Collect each line of the records containing the string "this".

INPUT RECORDS =>
★ ★ ★

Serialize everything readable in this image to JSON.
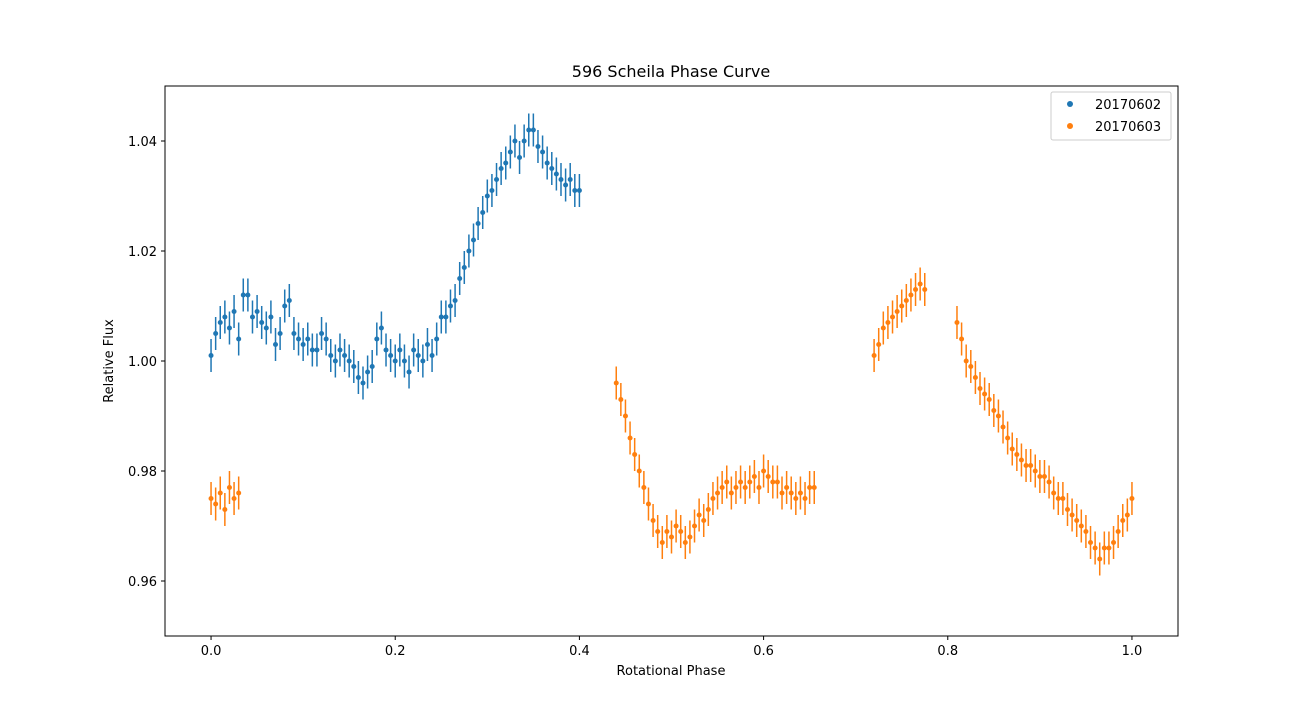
{
  "chart_data": {
    "type": "scatter",
    "title": "596 Scheila Phase Curve",
    "xlabel": "Rotational Phase",
    "ylabel": "Relative Flux",
    "xlim": [
      -0.05,
      1.05
    ],
    "ylim": [
      0.95,
      1.05
    ],
    "xticks": [
      "0.0",
      "0.2",
      "0.4",
      "0.6",
      "0.8",
      "1.0"
    ],
    "yticks": [
      "0.96",
      "0.98",
      "1.00",
      "1.02",
      "1.04"
    ],
    "grid": false,
    "legend_position": "top-right",
    "error_bar_half_width": 0.003,
    "series": [
      {
        "name": "20170602",
        "color": "#1f77b4",
        "x": [
          0.0,
          0.005,
          0.01,
          0.015,
          0.02,
          0.025,
          0.03,
          0.035,
          0.04,
          0.045,
          0.05,
          0.055,
          0.06,
          0.065,
          0.07,
          0.075,
          0.08,
          0.085,
          0.09,
          0.095,
          0.1,
          0.105,
          0.11,
          0.115,
          0.12,
          0.125,
          0.13,
          0.135,
          0.14,
          0.145,
          0.15,
          0.155,
          0.16,
          0.165,
          0.17,
          0.175,
          0.18,
          0.185,
          0.19,
          0.195,
          0.2,
          0.205,
          0.21,
          0.215,
          0.22,
          0.225,
          0.23,
          0.235,
          0.24,
          0.245,
          0.25,
          0.255,
          0.26,
          0.265,
          0.27,
          0.275,
          0.28,
          0.285,
          0.29,
          0.295,
          0.3,
          0.305,
          0.31,
          0.315,
          0.32,
          0.325,
          0.33,
          0.335,
          0.34,
          0.345,
          0.35,
          0.355,
          0.36,
          0.365,
          0.37,
          0.375,
          0.38,
          0.385,
          0.39,
          0.395,
          0.4
        ],
        "y": [
          1.001,
          1.005,
          1.007,
          1.008,
          1.006,
          1.009,
          1.004,
          1.012,
          1.012,
          1.008,
          1.009,
          1.007,
          1.006,
          1.008,
          1.003,
          1.005,
          1.01,
          1.011,
          1.005,
          1.004,
          1.003,
          1.004,
          1.002,
          1.002,
          1.005,
          1.004,
          1.001,
          1.0,
          1.002,
          1.001,
          1.0,
          0.999,
          0.997,
          0.996,
          0.998,
          0.999,
          1.004,
          1.006,
          1.002,
          1.001,
          1.0,
          1.002,
          1.0,
          0.998,
          1.002,
          1.001,
          1.0,
          1.003,
          1.001,
          1.004,
          1.008,
          1.008,
          1.01,
          1.011,
          1.015,
          1.017,
          1.02,
          1.022,
          1.025,
          1.027,
          1.03,
          1.031,
          1.033,
          1.035,
          1.036,
          1.038,
          1.04,
          1.037,
          1.04,
          1.042,
          1.042,
          1.039,
          1.038,
          1.036,
          1.035,
          1.034,
          1.033,
          1.032,
          1.033,
          1.031,
          1.031
        ]
      },
      {
        "name": "20170603",
        "color": "#ff7f0e",
        "x": [
          0.0,
          0.005,
          0.01,
          0.015,
          0.02,
          0.025,
          0.03,
          0.44,
          0.445,
          0.45,
          0.455,
          0.46,
          0.465,
          0.47,
          0.475,
          0.48,
          0.485,
          0.49,
          0.495,
          0.5,
          0.505,
          0.51,
          0.515,
          0.52,
          0.525,
          0.53,
          0.535,
          0.54,
          0.545,
          0.55,
          0.555,
          0.56,
          0.565,
          0.57,
          0.575,
          0.58,
          0.585,
          0.59,
          0.595,
          0.6,
          0.605,
          0.61,
          0.615,
          0.62,
          0.625,
          0.63,
          0.635,
          0.64,
          0.645,
          0.65,
          0.655,
          0.72,
          0.725,
          0.73,
          0.735,
          0.74,
          0.745,
          0.75,
          0.755,
          0.76,
          0.765,
          0.77,
          0.775,
          0.81,
          0.815,
          0.82,
          0.825,
          0.83,
          0.835,
          0.84,
          0.845,
          0.85,
          0.855,
          0.86,
          0.865,
          0.87,
          0.875,
          0.88,
          0.885,
          0.89,
          0.895,
          0.9,
          0.905,
          0.91,
          0.915,
          0.92,
          0.925,
          0.93,
          0.935,
          0.94,
          0.945,
          0.95,
          0.955,
          0.96,
          0.965,
          0.97,
          0.975,
          0.98,
          0.985,
          0.99,
          0.995,
          1.0
        ],
        "y": [
          0.975,
          0.974,
          0.976,
          0.973,
          0.977,
          0.975,
          0.976,
          0.996,
          0.993,
          0.99,
          0.986,
          0.983,
          0.98,
          0.977,
          0.974,
          0.971,
          0.969,
          0.967,
          0.969,
          0.968,
          0.97,
          0.969,
          0.967,
          0.968,
          0.97,
          0.972,
          0.971,
          0.973,
          0.975,
          0.976,
          0.977,
          0.978,
          0.976,
          0.977,
          0.978,
          0.977,
          0.978,
          0.979,
          0.977,
          0.98,
          0.979,
          0.978,
          0.978,
          0.976,
          0.977,
          0.976,
          0.975,
          0.976,
          0.975,
          0.977,
          0.977,
          1.001,
          1.003,
          1.006,
          1.007,
          1.008,
          1.009,
          1.01,
          1.011,
          1.012,
          1.013,
          1.014,
          1.013,
          1.007,
          1.004,
          1.0,
          0.999,
          0.997,
          0.995,
          0.994,
          0.993,
          0.991,
          0.99,
          0.988,
          0.986,
          0.984,
          0.983,
          0.982,
          0.981,
          0.981,
          0.98,
          0.979,
          0.979,
          0.978,
          0.976,
          0.975,
          0.975,
          0.973,
          0.972,
          0.971,
          0.97,
          0.969,
          0.967,
          0.966,
          0.964,
          0.966,
          0.966,
          0.967,
          0.969,
          0.971,
          0.972,
          0.975
        ]
      }
    ]
  }
}
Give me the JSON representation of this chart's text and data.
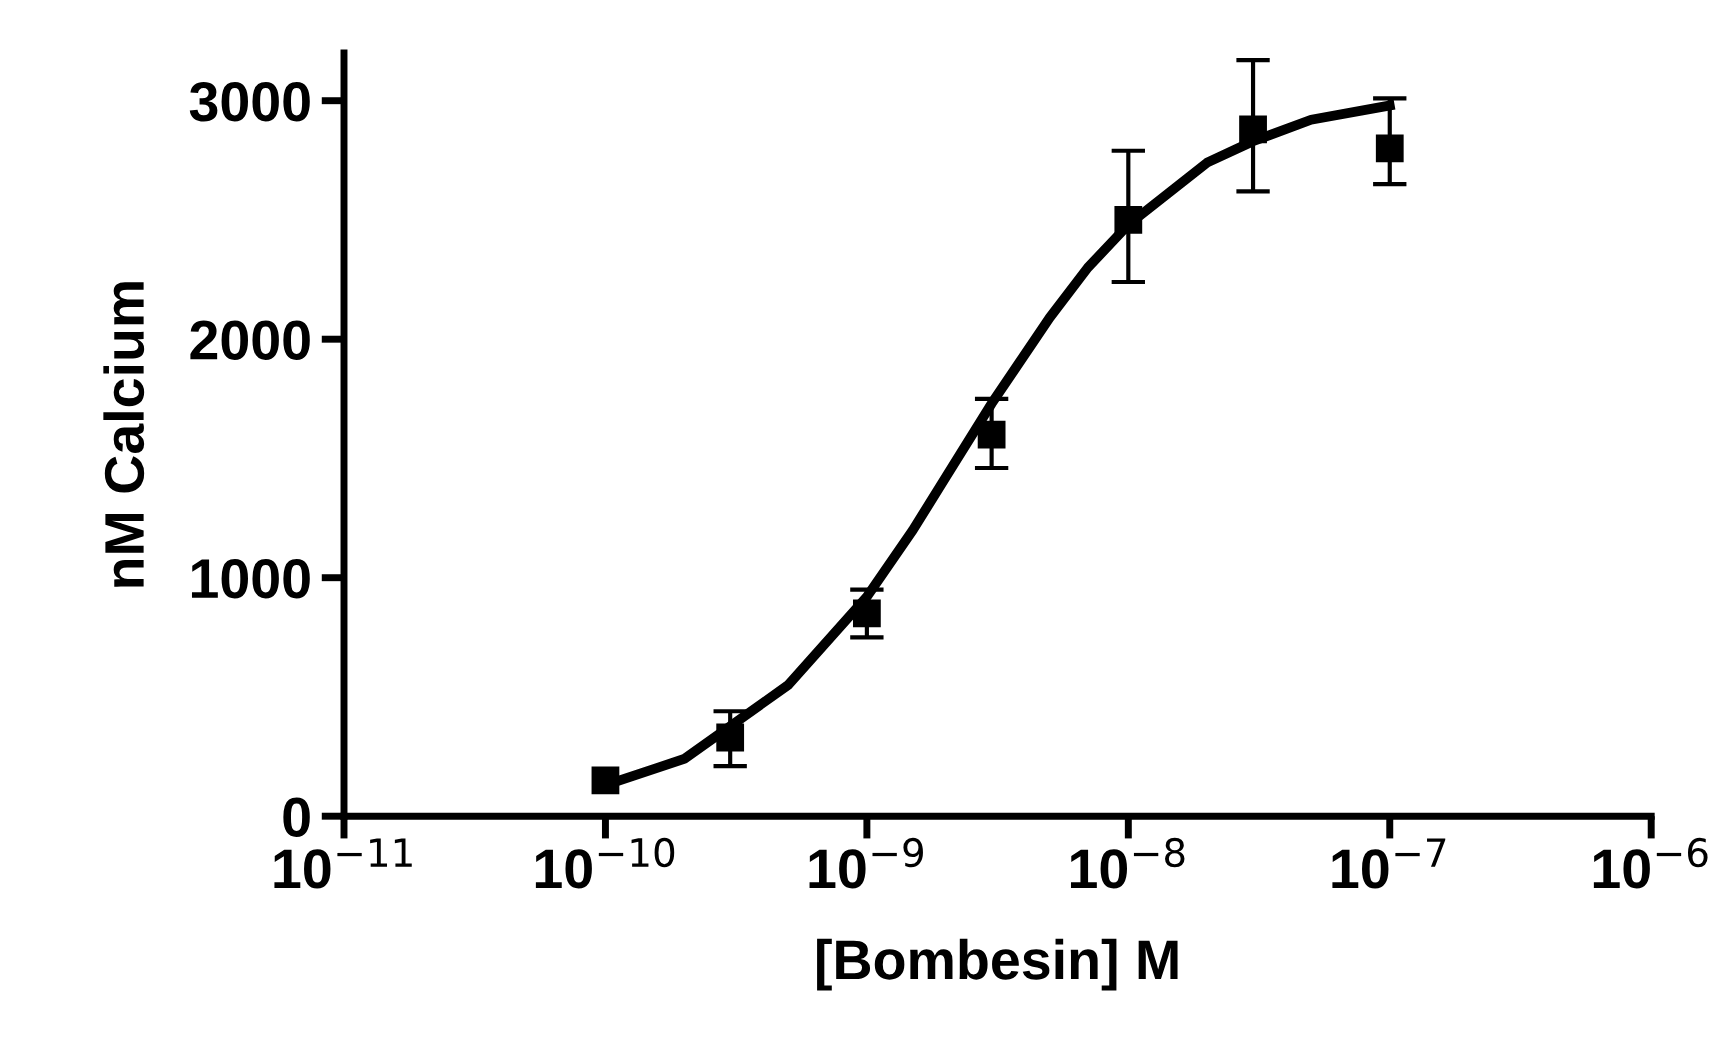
{
  "chart_data": {
    "type": "scatter",
    "xlabel": "[Bombesin] M",
    "ylabel": "nM Calcium",
    "log": "x",
    "xlim": [
      1e-11,
      1e-06
    ],
    "ylim": [
      0,
      3200
    ],
    "xticks": [
      {
        "value": 1e-11,
        "label": "10$^{−11}$"
      },
      {
        "value": 1e-10,
        "label": "10$^{−10}$"
      },
      {
        "value": 1e-09,
        "label": "10$^{−9}$"
      },
      {
        "value": 1e-08,
        "label": "10$^{−8}$"
      },
      {
        "value": 1e-07,
        "label": "10$^{−7}$"
      },
      {
        "value": 1e-06,
        "label": "10$^{−6}$"
      }
    ],
    "yticks": [
      0,
      1000,
      2000,
      3000
    ],
    "grid": false,
    "legend": false,
    "series": [
      {
        "marker": "square",
        "color": "#000000",
        "x": [
          1e-10,
          3e-10,
          1e-09,
          3e-09,
          1e-08,
          3e-08,
          1e-07
        ],
        "values": [
          150,
          330,
          850,
          1600,
          2500,
          2880,
          2800
        ],
        "errors": [
          null,
          [
            210,
            440
          ],
          [
            750,
            950
          ],
          [
            1460,
            1750
          ],
          [
            2240,
            2790
          ],
          [
            2620,
            3170
          ],
          [
            2650,
            3010
          ]
        ]
      },
      {
        "type": "line",
        "marker": "none",
        "line_style": "solid",
        "color": "#000000",
        "x": [
          1e-10,
          2e-10,
          5e-10,
          1e-09,
          1.5e-09,
          2e-09,
          3e-09,
          5e-09,
          7e-09,
          1e-08,
          2e-08,
          3e-08,
          5e-08,
          1e-07
        ],
        "values": [
          130,
          240,
          550,
          920,
          1200,
          1420,
          1730,
          2090,
          2300,
          2480,
          2740,
          2830,
          2920,
          2980
        ]
      }
    ]
  }
}
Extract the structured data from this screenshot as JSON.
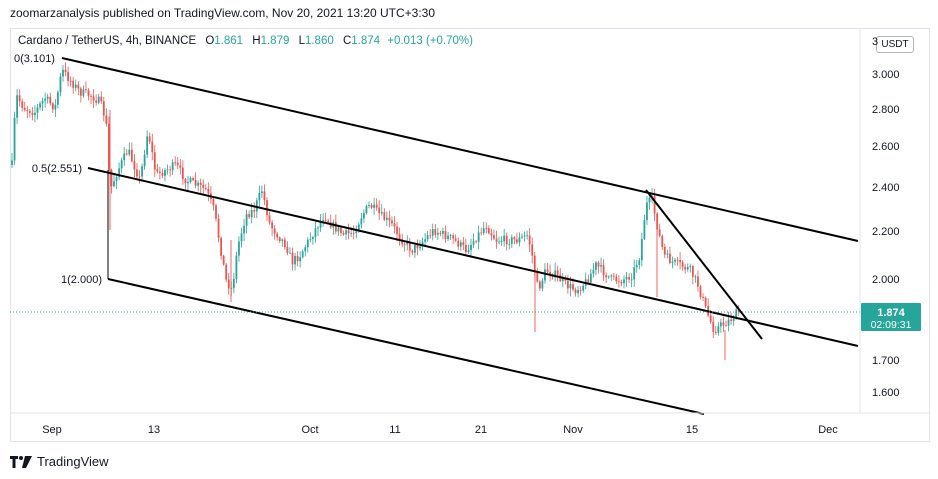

★ ★ ★

CORRECT OUTPUT =>
Serialize everything readable in this image to JSON.
Give me the JSON representation of this chart's text and data.
Extract the structured data from this screenshot as JSON.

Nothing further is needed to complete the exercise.